EXERCISE BRIEF: Copy the listing below in full and skip every picture.

DATASET:
☆ ☆ ☆

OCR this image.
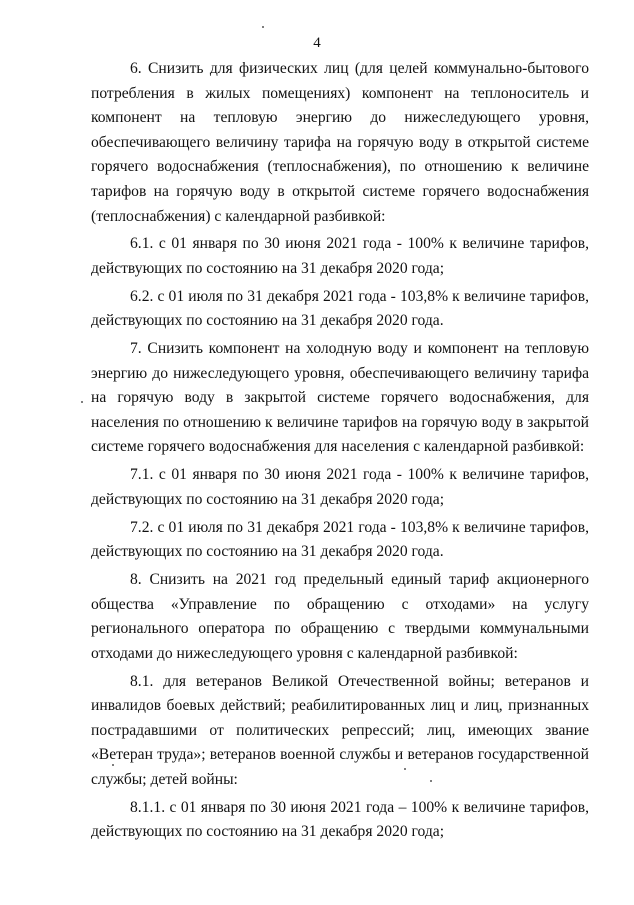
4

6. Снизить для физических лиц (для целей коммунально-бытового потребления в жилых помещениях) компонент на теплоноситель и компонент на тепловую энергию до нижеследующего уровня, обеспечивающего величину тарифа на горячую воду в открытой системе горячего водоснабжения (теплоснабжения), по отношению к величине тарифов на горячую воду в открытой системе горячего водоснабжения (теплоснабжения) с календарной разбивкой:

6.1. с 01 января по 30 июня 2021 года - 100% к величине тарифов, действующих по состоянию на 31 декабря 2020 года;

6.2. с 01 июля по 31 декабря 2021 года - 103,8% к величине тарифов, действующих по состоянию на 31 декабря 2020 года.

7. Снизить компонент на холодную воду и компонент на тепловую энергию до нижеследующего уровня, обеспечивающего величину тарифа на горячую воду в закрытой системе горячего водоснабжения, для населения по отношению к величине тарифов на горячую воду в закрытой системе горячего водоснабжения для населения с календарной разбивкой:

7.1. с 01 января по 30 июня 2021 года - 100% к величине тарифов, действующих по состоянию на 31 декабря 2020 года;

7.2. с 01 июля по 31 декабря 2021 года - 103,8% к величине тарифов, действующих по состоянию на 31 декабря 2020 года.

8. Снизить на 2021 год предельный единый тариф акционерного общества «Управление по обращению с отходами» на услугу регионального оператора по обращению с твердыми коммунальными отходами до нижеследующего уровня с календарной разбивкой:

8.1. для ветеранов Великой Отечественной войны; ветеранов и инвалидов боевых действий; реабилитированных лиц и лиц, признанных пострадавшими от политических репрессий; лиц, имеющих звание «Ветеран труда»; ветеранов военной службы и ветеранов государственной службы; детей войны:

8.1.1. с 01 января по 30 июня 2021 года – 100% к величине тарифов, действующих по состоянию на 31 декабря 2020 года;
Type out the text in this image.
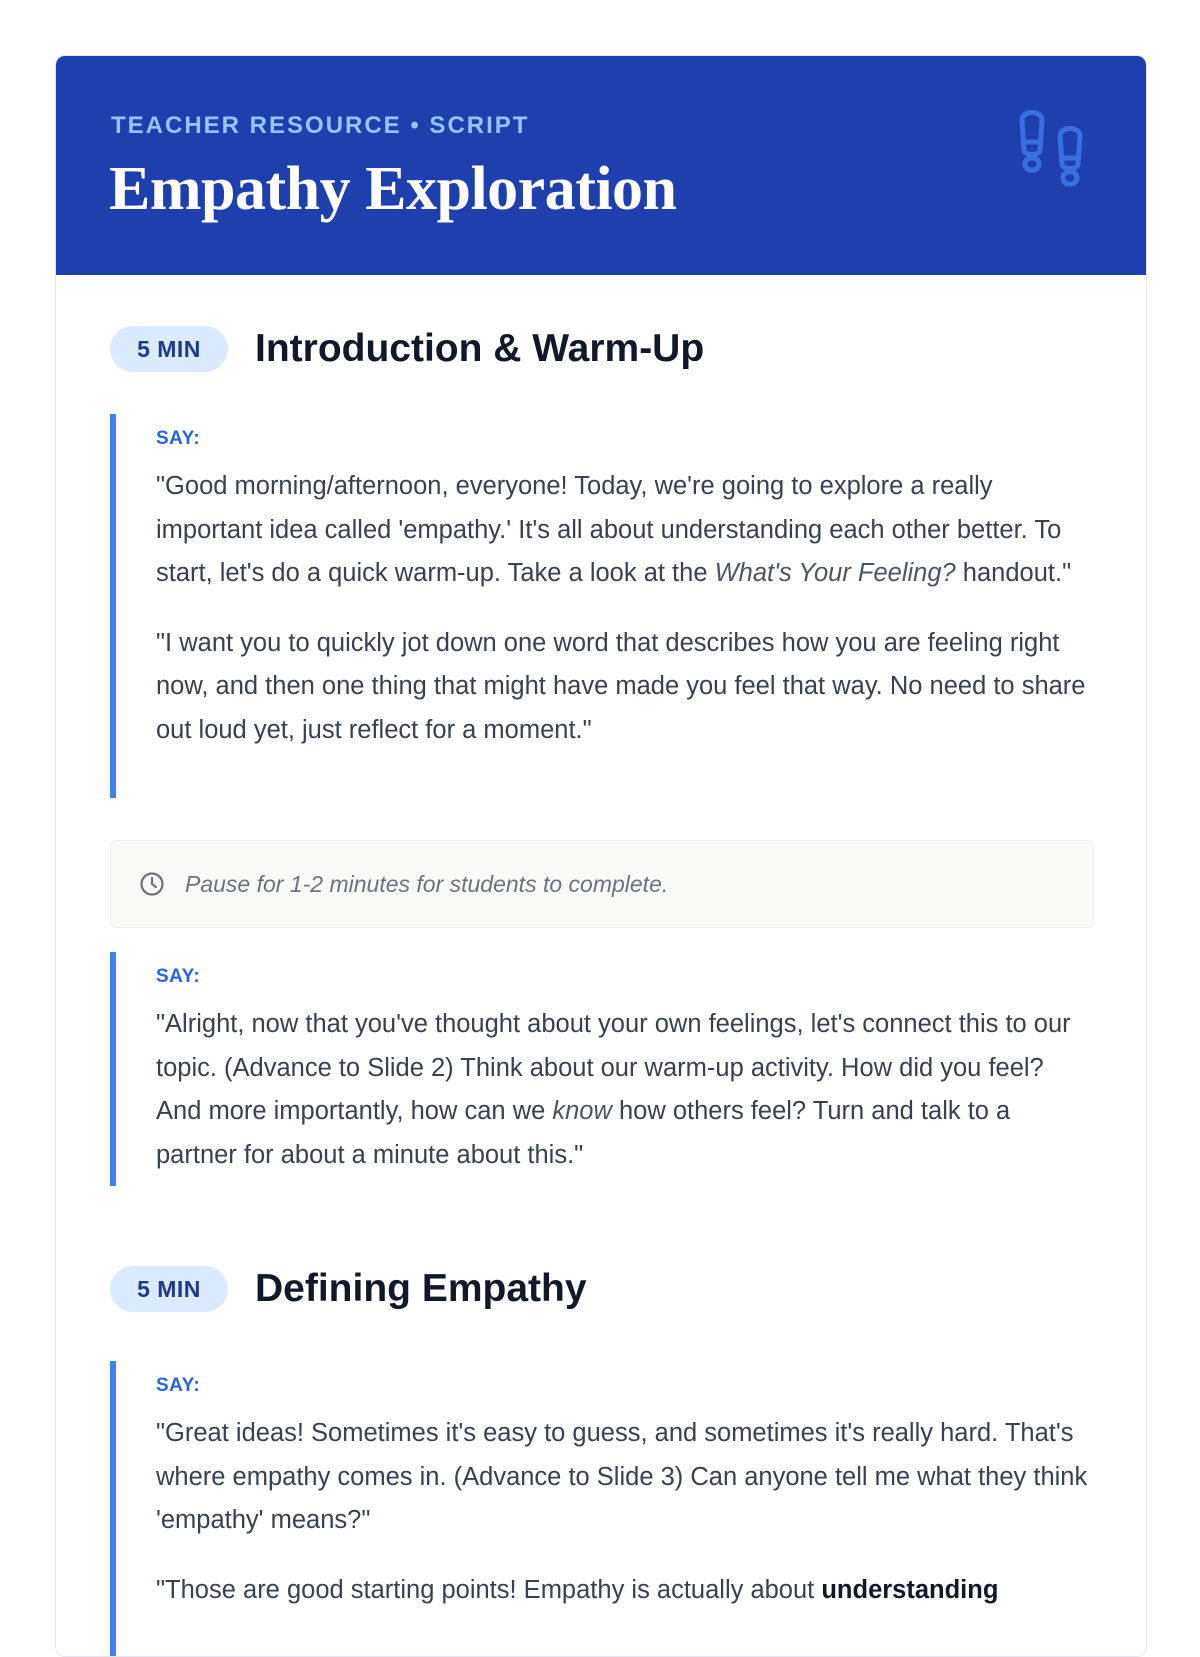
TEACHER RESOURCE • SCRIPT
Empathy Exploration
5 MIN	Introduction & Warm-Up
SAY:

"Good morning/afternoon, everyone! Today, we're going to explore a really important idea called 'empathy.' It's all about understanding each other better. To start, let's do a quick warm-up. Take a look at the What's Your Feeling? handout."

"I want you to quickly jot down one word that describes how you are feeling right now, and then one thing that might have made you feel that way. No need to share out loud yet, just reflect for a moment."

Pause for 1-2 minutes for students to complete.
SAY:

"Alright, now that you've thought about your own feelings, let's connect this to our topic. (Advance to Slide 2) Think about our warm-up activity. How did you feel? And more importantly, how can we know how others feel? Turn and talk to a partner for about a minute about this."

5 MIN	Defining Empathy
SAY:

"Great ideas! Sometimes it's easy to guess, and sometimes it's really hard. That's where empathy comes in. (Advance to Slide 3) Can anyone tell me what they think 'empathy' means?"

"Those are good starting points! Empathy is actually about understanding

☆ ☆ ☆

THE RESPONSE:
OCR this image.
4

6. Снизить для физических лиц (для целей коммунально-бытового потребления в жилых помещениях) компонент на теплоноситель и компонент на тепловую энергию до нижеследующего уровня, обеспечивающего величину тарифа на горячую воду в открытой системе горячего водоснабжения (теплоснабжения), по отношению к величине тарифов на горячую воду в открытой системе горячего водоснабжения (теплоснабжения) с календарной разбивкой:

6.1. с 01 января по 30 июня 2021 года - 100% к величине тарифов, действующих по состоянию на 31 декабря 2020 года;

6.2. с 01 июля по 31 декабря 2021 года - 103,8% к величине тарифов, действующих по состоянию на 31 декабря 2020 года.

7. Снизить компонент на холодную воду и компонент на тепловую энергию до нижеследующего уровня, обеспечивающего величину тарифа на горячую воду в закрытой системе горячего водоснабжения, для населения по отношению к величине тарифов на горячую воду в закрытой системе горячего водоснабжения для населения с календарной разбивкой:

7.1. с 01 января по 30 июня 2021 года - 100% к величине тарифов, действующих по состоянию на 31 декабря 2020 года;

7.2. с 01 июля по 31 декабря 2021 года - 103,8% к величине тарифов, действующих по состоянию на 31 декабря 2020 года.

8. Снизить на 2021 год предельный единый тариф акционерного общества «Управление по обращению с отходами» на услугу регионального оператора по обращению с твердыми коммунальными отходами до нижеследующего уровня с календарной разбивкой:

8.1. для ветеранов Великой Отечественной войны; ветеранов и инвалидов боевых действий; реабилитированных лиц и лиц, признанных пострадавшими от политических репрессий; лиц, имеющих звание «Ветеран труда»; ветеранов военной службы и ветеранов государственной службы; детей войны:

8.1.1. с 01 января по 30 июня 2021 года – 100% к величине тарифов, действующих по состоянию на 31 декабря 2020 года;
Type out the text in this image.
TEACHER RESOURCE • SCRIPT
Empathy Exploration
5 MIN	Introduction & Warm-Up
SAY:

"Good morning/afternoon, everyone! Today, we're going to explore a really important idea called 'empathy.' It's all about understanding each other better. To start, let's do a quick warm-up. Take a look at the What's Your Feeling? handout."

"I want you to quickly jot down one word that describes how you are feeling right now, and then one thing that might have made you feel that way. No need to share out loud yet, just reflect for a moment."

Pause for 1-2 minutes for students to complete.
SAY:

"Alright, now that you've thought about your own feelings, let's connect this to our topic. (Advance to Slide 2) Think about our warm-up activity. How did you feel? And more importantly, how can we know how others feel? Turn and talk to a partner for about a minute about this."

5 MIN	Defining Empathy
SAY:

"Great ideas! Sometimes it's easy to guess, and sometimes it's really hard. That's where empathy comes in. (Advance to Slide 3) Can anyone tell me what they think 'empathy' means?"

"Those are good starting points! Empathy is actually about understanding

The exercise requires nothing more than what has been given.